_WHAT YOU ARE ASKED TO DO:_ Copy the data below exactly, omitting any picture it contains.

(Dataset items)
┌──

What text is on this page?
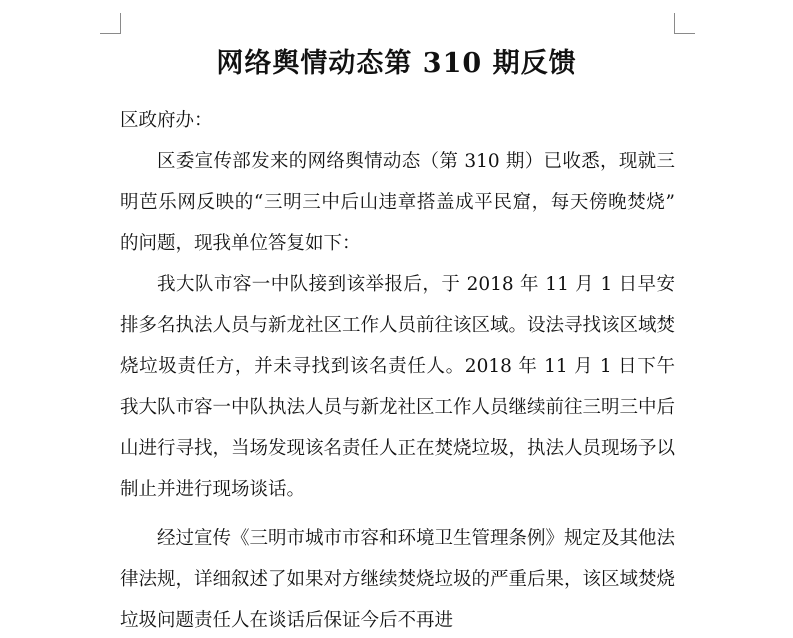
网络舆情动态第 310 期反馈

区政府办：

区委宣传部发来的网络舆情动态（第 310 期）已收悉，现就三明芭乐网反映的“三明三中后山违章搭盖成平民窟，每天傍晚焚烧”的问题，现我单位答复如下：

我大队市容一中队接到该举报后，于 2018 年 11 月 1 日早安排多名执法人员与新龙社区工作人员前往该区域。设法寻找该区域焚烧垃圾责任方，并未寻找到该名责任人。2018 年 11 月 1 日下午我大队市容一中队执法人员与新龙社区工作人员继续前往三明三中后山进行寻找，当场发现该名责任人正在焚烧垃圾，执法人员现场予以制止并进行现场谈话。

经过宣传《三明市城市市容和环境卫生管理条例》规定及其他法律法规，详细叙述了如果对方继续焚烧垃圾的严重后果，该区域焚烧垃圾问题责任人在谈话后保证今后不再进
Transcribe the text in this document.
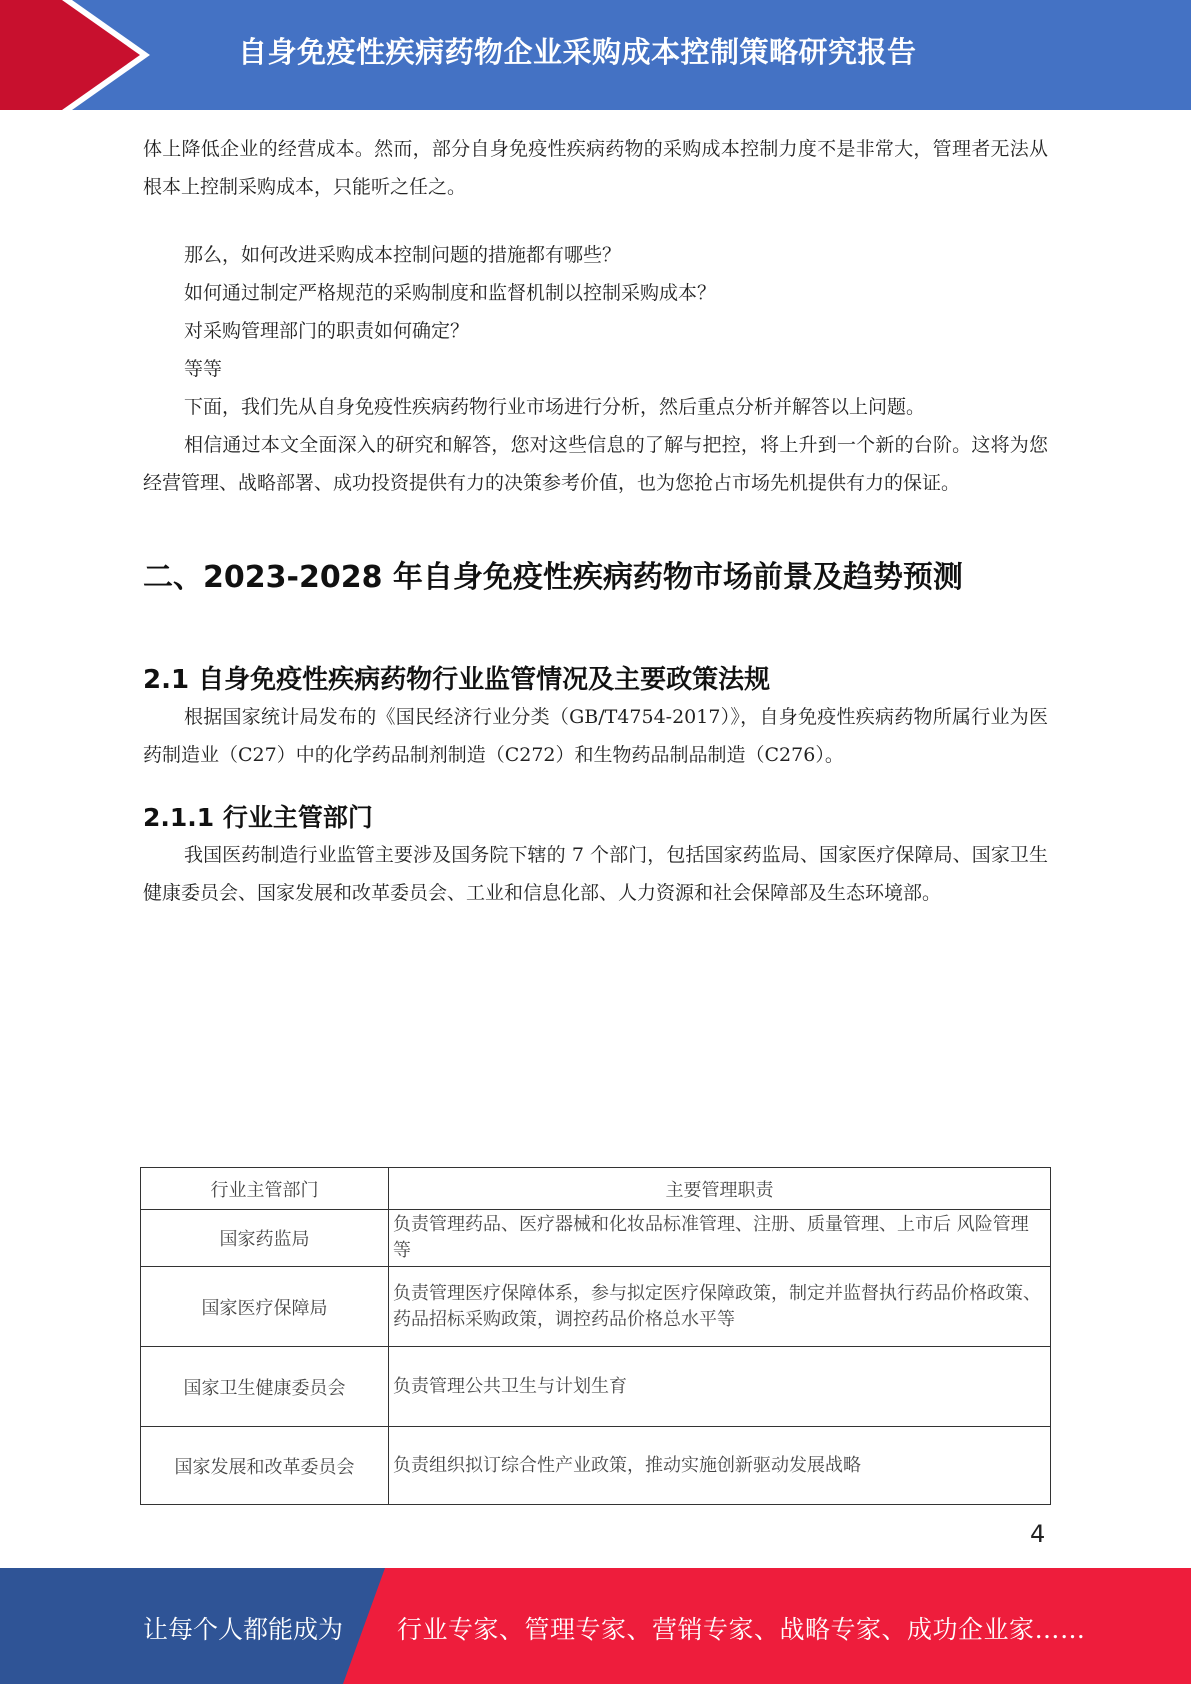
自身免疫性疾病药物企业采购成本控制策略研究报告

体上降低企业的经营成本。然而，部分自身免疫性疾病药物的采购成本控制力度不是非常大，管理者无法从根本上控制采购成本，只能听之任之。

那么，如何改进采购成本控制问题的措施都有哪些？

如何通过制定严格规范的采购制度和监督机制以控制采购成本？

对采购管理部门的职责如何确定？

等等

下面，我们先从自身免疫性疾病药物行业市场进行分析，然后重点分析并解答以上问题。

相信通过本文全面深入的研究和解答，您对这些信息的了解与把控，将上升到一个新的台阶。这将为您经营管理、战略部署、成功投资提供有力的决策参考价值，也为您抢占市场先机提供有力的保证。

二、2023-2028 年自身免疫性疾病药物市场前景及趋势预测
2.1 自身免疫性疾病药物行业监管情况及主要政策法规

根据国家统计局发布的《国民经济行业分类（GB/T4754-2017）》，自身免疫性疾病药物所属行业为医药制造业（C27）中的化学药品制剂制造（C272）和生物药品制品制造（C276）。

2.1.1 行业主管部门

我国医药制造行业监管主要涉及国务院下辖的 7 个部门，包括国家药监局、国家医疗保障局、国家卫生健康委员会、国家发展和改革委员会、工业和信息化部、人力资源和社会保障部及生态环境部。

行业主管部门	主要管理职责
国家药监局	负责管理药品、医疗器械和化妆品标准管理、注册、质量管理、上市后 风险管理等
国家医疗保障局	负责管理医疗保障体系，参与拟定医疗保障政策，制定并监督执行药品价格政策、药品招标采购政策，调控药品价格总水平等
国家卫生健康委员会	负责管理公共卫生与计划生育
国家发展和改革委员会	负责组织拟订综合性产业政策，推动实施创新驱动发展战略
4
让每个人都能成为 行业专家、管理专家、营销专家、战略专家、成功企业家……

└──

_SOLUTION:_
What text is on this page?
网络舆情动态第 310 期反馈

区政府办：

区委宣传部发来的网络舆情动态（第 310 期）已收悉，现就三明芭乐网反映的“三明三中后山违章搭盖成平民窟，每天傍晚焚烧”的问题，现我单位答复如下：

我大队市容一中队接到该举报后，于 2018 年 11 月 1 日早安排多名执法人员与新龙社区工作人员前往该区域。设法寻找该区域焚烧垃圾责任方，并未寻找到该名责任人。2018 年 11 月 1 日下午我大队市容一中队执法人员与新龙社区工作人员继续前往三明三中后山进行寻找，当场发现该名责任人正在焚烧垃圾，执法人员现场予以制止并进行现场谈话。

经过宣传《三明市城市市容和环境卫生管理条例》规定及其他法律法规，详细叙述了如果对方继续焚烧垃圾的严重后果，该区域焚烧垃圾问题责任人在谈话后保证今后不再进
Transcribe the text in this document.
自身免疫性疾病药物企业采购成本控制策略研究报告

体上降低企业的经营成本。然而，部分自身免疫性疾病药物的采购成本控制力度不是非常大，管理者无法从根本上控制采购成本，只能听之任之。

那么，如何改进采购成本控制问题的措施都有哪些？

如何通过制定严格规范的采购制度和监督机制以控制采购成本？

对采购管理部门的职责如何确定？

等等

下面，我们先从自身免疫性疾病药物行业市场进行分析，然后重点分析并解答以上问题。

相信通过本文全面深入的研究和解答，您对这些信息的了解与把控，将上升到一个新的台阶。这将为您经营管理、战略部署、成功投资提供有力的决策参考价值，也为您抢占市场先机提供有力的保证。

二、2023-2028 年自身免疫性疾病药物市场前景及趋势预测
2.1 自身免疫性疾病药物行业监管情况及主要政策法规

根据国家统计局发布的《国民经济行业分类（GB/T4754-2017）》，自身免疫性疾病药物所属行业为医药制造业（C27）中的化学药品制剂制造（C272）和生物药品制品制造（C276）。

2.1.1 行业主管部门

我国医药制造行业监管主要涉及国务院下辖的 7 个部门，包括国家药监局、国家医疗保障局、国家卫生健康委员会、国家发展和改革委员会、工业和信息化部、人力资源和社会保障部及生态环境部。

行业主管部门	主要管理职责
国家药监局	负责管理药品、医疗器械和化妆品标准管理、注册、质量管理、上市后 风险管理等
国家医疗保障局	负责管理医疗保障体系，参与拟定医疗保障政策，制定并监督执行药品价格政策、药品招标采购政策，调控药品价格总水平等
国家卫生健康委员会	负责管理公共卫生与计划生育
国家发展和改革委员会	负责组织拟订综合性产业政策，推动实施创新驱动发展战略
4
让每个人都能成为 行业专家、管理专家、营销专家、战略专家、成功企业家……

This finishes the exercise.